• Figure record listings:
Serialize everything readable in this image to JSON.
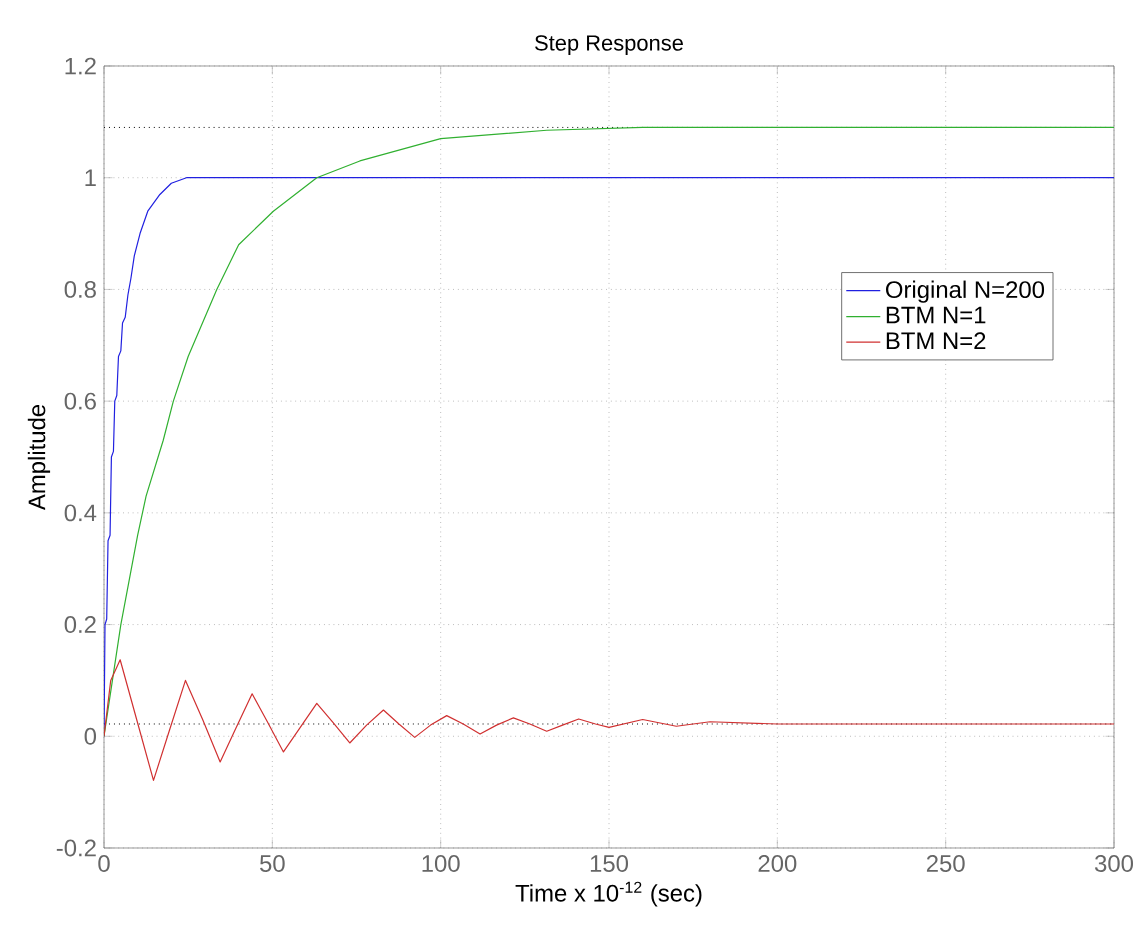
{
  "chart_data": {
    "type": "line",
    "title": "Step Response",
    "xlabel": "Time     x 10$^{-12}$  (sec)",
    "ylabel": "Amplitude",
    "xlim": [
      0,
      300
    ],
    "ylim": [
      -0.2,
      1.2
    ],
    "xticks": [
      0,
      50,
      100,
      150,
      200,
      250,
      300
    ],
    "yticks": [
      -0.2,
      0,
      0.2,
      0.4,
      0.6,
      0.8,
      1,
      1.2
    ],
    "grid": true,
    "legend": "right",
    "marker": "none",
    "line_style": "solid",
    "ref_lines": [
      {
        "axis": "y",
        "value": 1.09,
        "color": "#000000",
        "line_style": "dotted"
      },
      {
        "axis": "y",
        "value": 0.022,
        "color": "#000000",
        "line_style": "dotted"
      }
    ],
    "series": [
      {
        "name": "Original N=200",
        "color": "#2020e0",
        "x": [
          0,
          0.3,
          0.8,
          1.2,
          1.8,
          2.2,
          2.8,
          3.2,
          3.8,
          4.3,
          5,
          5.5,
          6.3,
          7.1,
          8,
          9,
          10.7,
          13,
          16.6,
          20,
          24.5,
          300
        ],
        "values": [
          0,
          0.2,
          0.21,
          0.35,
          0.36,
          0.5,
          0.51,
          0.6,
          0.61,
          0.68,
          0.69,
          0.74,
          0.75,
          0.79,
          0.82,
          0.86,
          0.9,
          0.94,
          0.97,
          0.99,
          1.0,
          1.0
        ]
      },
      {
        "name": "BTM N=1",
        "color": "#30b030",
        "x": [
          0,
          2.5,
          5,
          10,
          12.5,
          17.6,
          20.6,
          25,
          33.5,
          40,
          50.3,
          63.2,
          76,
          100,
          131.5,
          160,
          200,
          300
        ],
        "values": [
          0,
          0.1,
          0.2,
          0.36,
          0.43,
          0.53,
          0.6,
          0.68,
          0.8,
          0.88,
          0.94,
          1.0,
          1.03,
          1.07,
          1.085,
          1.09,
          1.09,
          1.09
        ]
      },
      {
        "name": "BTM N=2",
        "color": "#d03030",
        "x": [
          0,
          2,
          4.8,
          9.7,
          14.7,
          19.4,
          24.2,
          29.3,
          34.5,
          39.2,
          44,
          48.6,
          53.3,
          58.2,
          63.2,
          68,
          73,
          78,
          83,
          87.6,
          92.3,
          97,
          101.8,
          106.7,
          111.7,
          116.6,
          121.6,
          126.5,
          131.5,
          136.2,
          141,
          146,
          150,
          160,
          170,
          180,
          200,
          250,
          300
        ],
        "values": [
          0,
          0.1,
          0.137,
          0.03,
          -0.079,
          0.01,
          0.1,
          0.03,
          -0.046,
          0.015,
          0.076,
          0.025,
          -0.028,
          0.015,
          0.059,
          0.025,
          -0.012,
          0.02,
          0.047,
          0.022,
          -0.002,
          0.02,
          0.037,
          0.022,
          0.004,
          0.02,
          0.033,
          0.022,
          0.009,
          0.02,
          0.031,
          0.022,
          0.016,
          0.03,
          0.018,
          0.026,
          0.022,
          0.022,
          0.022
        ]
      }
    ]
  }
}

--

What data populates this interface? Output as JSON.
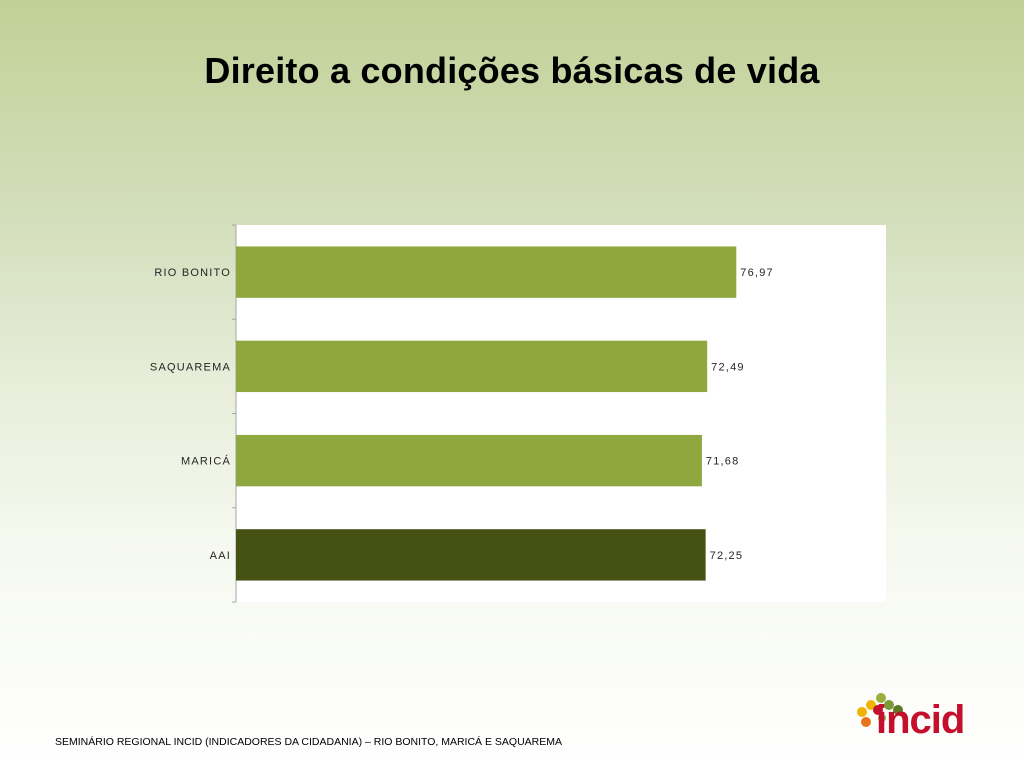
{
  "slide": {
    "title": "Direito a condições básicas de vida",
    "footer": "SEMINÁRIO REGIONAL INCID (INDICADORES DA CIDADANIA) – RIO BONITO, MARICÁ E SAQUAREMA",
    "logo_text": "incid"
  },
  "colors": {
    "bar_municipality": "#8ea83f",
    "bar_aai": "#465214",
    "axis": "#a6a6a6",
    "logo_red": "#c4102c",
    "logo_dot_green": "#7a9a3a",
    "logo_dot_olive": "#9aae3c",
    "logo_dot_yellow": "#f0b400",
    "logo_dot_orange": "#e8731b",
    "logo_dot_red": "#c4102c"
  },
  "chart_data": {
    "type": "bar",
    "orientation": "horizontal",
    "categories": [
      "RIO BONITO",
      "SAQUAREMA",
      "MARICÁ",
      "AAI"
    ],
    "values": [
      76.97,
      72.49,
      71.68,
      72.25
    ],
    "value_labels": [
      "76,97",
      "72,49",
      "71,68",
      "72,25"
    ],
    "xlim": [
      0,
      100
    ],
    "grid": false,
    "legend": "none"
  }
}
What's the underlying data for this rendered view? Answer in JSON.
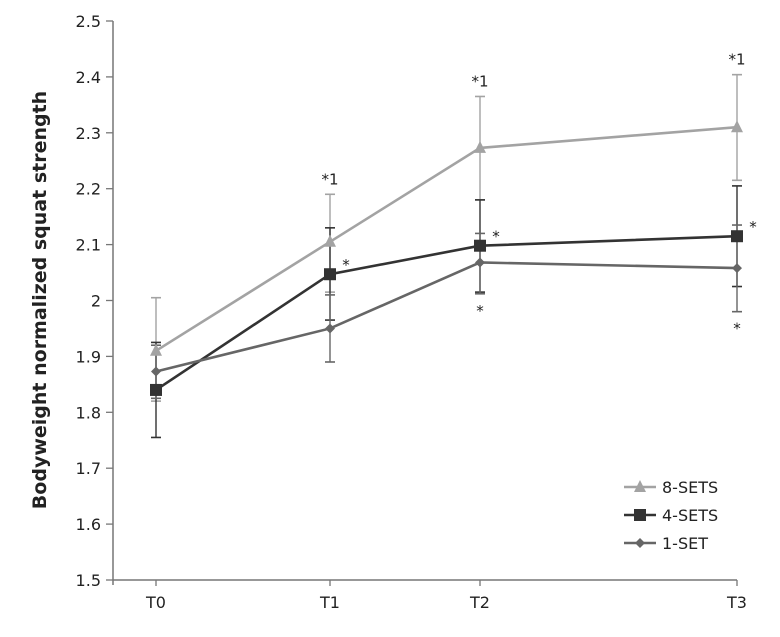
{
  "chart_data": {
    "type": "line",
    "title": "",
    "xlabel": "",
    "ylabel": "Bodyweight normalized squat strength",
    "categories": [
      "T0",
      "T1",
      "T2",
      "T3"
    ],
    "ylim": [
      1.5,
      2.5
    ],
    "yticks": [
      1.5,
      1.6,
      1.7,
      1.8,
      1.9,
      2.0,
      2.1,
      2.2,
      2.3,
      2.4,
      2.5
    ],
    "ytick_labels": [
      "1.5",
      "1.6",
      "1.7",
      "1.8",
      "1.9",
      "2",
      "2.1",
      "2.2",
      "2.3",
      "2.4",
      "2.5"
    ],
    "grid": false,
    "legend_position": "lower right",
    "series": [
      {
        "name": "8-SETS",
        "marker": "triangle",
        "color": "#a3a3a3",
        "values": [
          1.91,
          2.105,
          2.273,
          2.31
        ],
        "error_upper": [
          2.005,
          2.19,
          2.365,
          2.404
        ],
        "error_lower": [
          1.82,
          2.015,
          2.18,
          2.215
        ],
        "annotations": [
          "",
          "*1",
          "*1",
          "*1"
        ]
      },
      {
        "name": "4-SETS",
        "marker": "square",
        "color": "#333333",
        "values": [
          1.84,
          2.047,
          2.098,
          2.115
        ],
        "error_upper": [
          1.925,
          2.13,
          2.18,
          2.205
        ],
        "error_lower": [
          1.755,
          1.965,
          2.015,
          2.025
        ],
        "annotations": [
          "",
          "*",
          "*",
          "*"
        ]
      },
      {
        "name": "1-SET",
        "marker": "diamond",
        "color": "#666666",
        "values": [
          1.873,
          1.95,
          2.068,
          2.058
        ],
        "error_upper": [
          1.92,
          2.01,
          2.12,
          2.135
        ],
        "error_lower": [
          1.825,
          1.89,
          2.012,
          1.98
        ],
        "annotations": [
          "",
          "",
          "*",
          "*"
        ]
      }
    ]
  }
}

• WHAT THE TASK REQUIRES: Pull out every line of the entries that includes the word "right".

• TASK SOLUTION:
    "legend": "right",
    "legend_position": "lower right",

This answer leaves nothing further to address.